*Instructions for the task*
Look through the lines below and extract each one that contains "title".

*Materials provided*
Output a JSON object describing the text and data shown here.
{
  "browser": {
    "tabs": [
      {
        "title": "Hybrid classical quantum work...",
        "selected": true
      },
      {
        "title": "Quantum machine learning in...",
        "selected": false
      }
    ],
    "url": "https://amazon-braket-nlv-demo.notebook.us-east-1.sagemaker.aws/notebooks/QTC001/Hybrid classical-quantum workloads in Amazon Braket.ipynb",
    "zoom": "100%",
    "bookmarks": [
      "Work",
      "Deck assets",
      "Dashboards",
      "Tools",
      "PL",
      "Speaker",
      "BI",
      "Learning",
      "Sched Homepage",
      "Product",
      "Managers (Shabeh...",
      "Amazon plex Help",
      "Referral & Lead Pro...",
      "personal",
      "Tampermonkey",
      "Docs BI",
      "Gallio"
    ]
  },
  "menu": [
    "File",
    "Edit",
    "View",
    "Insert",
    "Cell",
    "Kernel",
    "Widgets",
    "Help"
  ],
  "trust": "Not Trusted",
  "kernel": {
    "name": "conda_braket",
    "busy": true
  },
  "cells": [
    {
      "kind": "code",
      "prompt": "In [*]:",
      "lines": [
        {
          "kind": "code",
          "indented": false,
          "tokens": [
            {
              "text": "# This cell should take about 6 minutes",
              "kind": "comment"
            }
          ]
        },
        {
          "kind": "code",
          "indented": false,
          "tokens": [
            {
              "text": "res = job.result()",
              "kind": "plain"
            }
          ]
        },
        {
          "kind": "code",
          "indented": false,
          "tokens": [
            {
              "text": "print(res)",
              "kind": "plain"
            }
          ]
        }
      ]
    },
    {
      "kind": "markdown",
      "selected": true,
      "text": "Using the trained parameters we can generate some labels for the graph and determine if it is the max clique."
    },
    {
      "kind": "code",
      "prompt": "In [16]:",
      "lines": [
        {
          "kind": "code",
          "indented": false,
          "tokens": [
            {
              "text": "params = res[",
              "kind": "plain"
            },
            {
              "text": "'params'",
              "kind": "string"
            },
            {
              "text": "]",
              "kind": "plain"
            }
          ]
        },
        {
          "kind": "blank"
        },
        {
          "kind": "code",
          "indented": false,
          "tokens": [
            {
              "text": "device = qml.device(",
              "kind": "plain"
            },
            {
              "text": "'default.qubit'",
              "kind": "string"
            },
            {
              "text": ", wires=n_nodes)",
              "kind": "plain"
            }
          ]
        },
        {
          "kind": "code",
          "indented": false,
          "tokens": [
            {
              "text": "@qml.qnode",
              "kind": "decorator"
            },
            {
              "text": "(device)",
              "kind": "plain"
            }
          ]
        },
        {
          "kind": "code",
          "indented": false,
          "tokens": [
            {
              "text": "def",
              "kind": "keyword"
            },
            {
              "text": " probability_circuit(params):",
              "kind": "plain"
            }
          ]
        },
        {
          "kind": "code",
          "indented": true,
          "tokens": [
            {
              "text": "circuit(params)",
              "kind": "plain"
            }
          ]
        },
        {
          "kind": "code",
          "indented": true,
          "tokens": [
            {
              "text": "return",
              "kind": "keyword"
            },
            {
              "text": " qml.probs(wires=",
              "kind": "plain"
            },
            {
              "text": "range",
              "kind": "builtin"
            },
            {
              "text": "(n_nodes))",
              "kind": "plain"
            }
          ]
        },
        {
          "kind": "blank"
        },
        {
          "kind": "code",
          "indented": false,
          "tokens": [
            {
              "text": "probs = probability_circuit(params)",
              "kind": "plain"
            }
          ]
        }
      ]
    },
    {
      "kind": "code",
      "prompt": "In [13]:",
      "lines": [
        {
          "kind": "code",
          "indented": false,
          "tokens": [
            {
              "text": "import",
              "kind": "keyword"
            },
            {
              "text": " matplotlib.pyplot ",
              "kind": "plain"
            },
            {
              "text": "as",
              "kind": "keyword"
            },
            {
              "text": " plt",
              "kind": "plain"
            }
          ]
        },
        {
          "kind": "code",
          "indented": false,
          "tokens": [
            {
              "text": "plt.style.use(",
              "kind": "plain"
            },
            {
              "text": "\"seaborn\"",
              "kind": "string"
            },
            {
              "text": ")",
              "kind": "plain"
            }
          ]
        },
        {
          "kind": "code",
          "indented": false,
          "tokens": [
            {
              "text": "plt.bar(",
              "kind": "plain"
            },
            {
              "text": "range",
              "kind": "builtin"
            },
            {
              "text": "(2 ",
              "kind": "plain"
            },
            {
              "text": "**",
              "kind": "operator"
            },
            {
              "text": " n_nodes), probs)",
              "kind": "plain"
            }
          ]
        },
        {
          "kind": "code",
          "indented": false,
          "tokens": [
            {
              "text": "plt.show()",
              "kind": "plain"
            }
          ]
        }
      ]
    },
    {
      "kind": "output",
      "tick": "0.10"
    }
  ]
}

*Answer*
        "title": "Hybrid classical quantum work...",
        "title": "Quantum machine learning in...",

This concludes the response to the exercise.